PROBLEM TO WORK ON ->
Using the data below, copy each line that includes the word "Karawaci".

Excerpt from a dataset

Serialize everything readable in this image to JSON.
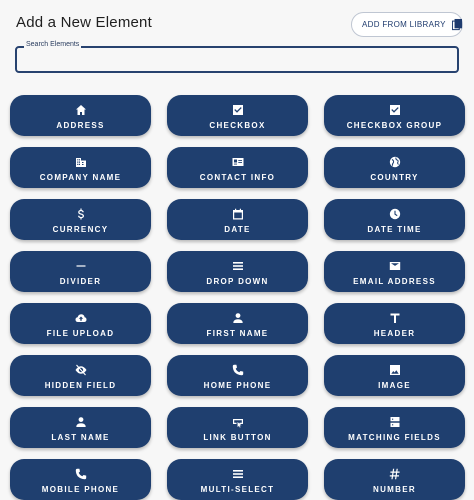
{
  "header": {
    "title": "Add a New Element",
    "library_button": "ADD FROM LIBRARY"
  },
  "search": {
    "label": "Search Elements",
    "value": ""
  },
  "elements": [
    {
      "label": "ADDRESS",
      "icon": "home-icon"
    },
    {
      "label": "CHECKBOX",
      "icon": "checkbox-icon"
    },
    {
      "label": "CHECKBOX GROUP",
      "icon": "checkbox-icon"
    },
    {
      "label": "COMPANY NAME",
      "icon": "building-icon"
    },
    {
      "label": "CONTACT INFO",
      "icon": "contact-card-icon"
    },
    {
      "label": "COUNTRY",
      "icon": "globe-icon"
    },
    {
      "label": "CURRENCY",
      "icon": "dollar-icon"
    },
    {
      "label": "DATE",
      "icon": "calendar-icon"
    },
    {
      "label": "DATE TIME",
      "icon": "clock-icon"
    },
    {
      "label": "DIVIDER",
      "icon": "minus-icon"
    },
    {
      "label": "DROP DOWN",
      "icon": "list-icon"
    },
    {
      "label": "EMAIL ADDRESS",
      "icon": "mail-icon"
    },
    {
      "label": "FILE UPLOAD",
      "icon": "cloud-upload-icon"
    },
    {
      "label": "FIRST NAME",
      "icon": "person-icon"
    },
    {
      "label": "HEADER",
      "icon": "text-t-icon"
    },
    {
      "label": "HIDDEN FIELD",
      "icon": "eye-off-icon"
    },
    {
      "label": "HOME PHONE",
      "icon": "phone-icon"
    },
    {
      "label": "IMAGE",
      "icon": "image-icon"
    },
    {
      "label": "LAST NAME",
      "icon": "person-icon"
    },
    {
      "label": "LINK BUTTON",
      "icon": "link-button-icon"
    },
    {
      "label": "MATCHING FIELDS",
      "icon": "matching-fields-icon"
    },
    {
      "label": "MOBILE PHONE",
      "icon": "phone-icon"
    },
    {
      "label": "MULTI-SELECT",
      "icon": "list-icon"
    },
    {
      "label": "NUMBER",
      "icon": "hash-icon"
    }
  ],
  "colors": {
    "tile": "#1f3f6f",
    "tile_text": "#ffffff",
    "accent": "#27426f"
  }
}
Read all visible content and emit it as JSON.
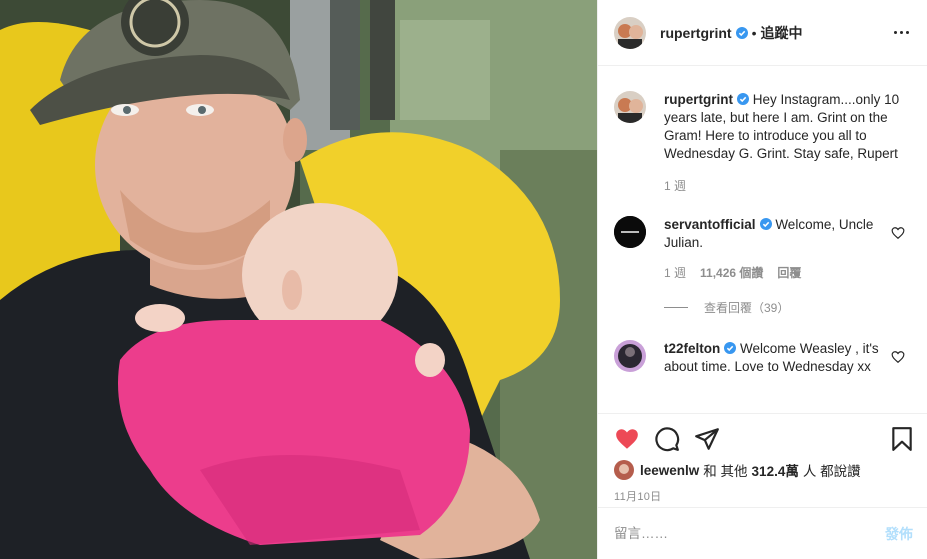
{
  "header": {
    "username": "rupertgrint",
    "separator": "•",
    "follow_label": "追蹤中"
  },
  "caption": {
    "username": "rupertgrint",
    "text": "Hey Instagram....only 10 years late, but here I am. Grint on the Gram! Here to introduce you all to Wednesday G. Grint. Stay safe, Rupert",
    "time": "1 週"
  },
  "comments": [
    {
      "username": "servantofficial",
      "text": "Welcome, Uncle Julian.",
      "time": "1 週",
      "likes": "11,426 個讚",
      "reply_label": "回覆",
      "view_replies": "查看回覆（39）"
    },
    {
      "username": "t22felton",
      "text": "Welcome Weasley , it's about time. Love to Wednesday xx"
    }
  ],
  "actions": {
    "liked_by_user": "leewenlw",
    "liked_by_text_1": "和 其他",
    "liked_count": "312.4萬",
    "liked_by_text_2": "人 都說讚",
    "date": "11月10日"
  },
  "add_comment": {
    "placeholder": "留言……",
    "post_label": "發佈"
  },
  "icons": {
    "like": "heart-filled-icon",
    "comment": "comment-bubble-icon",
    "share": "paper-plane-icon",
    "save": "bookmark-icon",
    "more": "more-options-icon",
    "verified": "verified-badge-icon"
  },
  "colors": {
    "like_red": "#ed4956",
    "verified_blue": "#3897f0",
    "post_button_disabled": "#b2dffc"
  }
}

--

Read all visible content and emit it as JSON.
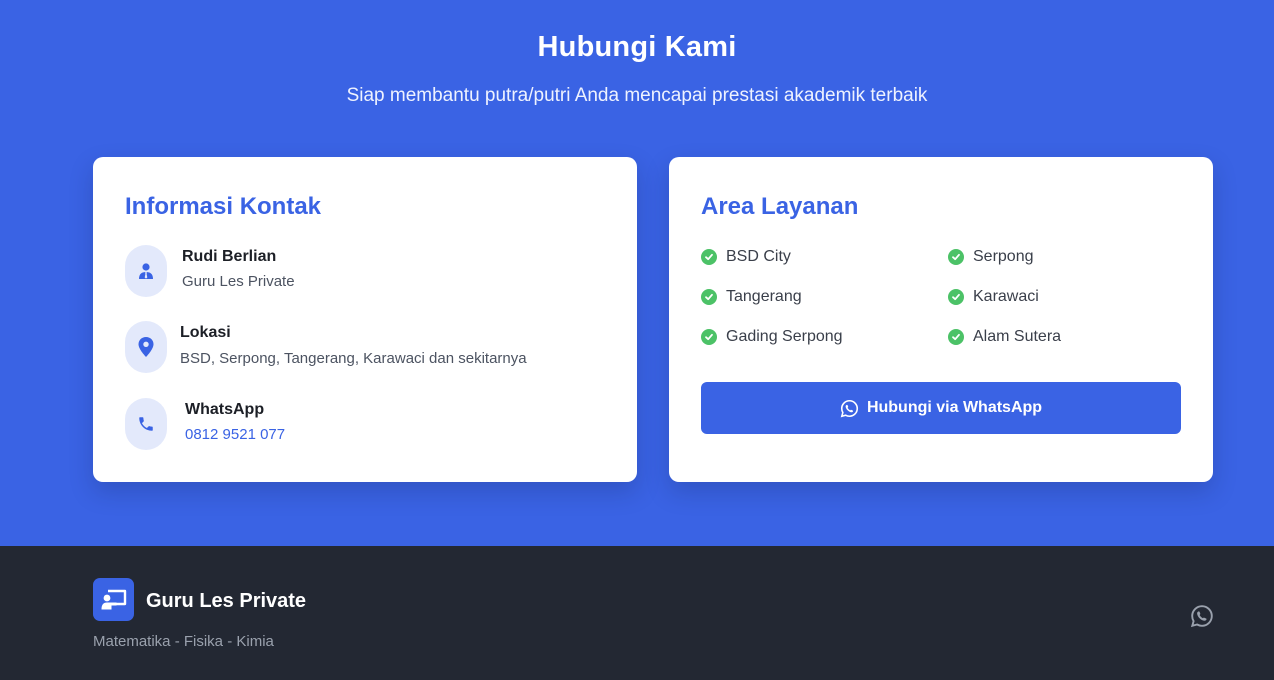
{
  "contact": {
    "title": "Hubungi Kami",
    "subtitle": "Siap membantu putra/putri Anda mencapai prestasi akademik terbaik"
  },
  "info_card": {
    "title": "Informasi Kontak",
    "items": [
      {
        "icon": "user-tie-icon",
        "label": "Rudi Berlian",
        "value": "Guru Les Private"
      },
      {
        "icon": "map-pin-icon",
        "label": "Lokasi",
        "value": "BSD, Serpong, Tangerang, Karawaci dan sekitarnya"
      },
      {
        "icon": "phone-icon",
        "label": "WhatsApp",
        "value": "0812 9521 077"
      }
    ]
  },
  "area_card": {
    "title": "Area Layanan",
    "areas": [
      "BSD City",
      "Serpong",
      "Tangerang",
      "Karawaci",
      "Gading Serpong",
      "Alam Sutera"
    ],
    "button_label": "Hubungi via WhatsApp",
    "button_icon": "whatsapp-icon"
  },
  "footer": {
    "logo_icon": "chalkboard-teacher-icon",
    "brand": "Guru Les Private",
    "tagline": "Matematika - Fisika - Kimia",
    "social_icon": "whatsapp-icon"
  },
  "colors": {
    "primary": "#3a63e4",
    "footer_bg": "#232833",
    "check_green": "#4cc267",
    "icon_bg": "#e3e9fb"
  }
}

...

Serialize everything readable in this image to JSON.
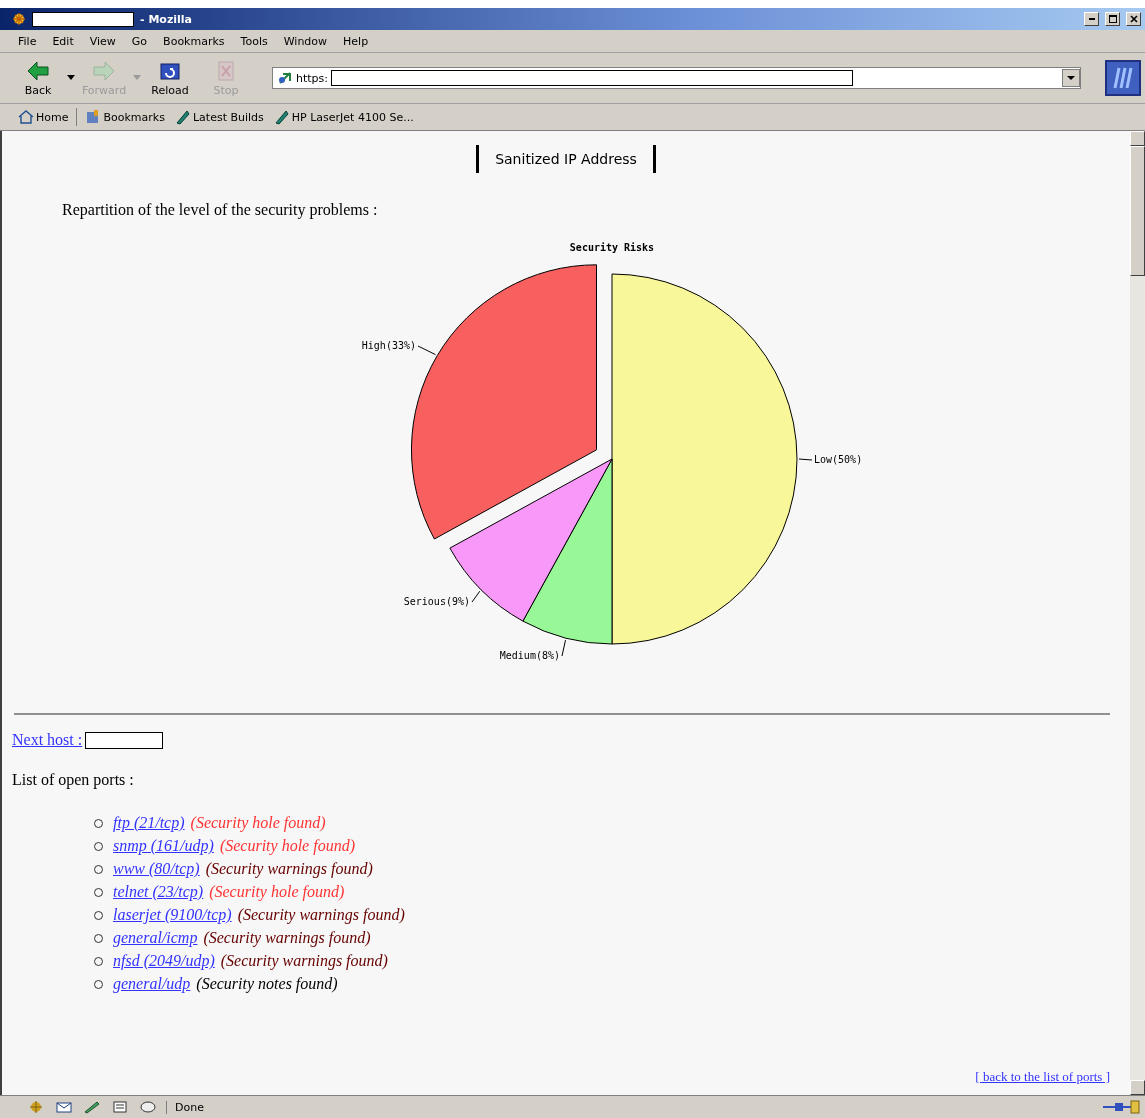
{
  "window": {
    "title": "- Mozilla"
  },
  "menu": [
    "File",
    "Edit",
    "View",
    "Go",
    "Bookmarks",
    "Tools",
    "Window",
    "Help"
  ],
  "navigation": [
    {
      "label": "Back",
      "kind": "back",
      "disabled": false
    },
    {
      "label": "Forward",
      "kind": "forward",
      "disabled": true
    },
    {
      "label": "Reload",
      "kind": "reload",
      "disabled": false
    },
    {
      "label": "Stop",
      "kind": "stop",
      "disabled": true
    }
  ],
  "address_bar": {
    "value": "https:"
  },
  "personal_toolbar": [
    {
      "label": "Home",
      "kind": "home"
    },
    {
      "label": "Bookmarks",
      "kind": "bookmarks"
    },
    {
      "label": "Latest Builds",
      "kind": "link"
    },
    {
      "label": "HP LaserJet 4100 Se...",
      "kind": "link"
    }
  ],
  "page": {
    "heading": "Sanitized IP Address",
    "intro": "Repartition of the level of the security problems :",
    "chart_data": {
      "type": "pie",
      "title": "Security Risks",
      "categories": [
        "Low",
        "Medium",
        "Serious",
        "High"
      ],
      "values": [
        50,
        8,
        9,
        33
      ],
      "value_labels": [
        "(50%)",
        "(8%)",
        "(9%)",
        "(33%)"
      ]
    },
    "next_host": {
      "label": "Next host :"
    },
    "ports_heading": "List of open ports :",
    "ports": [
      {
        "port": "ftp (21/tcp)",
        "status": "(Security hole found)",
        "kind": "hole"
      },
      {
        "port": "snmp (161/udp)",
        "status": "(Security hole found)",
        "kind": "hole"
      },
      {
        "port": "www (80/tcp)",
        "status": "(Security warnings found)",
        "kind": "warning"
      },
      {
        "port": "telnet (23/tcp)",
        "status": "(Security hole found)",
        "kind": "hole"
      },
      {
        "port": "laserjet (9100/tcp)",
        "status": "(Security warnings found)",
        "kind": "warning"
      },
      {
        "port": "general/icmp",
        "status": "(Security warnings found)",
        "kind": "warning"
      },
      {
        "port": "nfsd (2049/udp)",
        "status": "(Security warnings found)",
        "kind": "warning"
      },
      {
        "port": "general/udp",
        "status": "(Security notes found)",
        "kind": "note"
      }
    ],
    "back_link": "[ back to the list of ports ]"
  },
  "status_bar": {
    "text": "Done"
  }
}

EXPECTED OUTPUT ->
        "value": "BSD, Serpong, Tangerang, Karawaci dan sekitarnya"
      "Karawaci",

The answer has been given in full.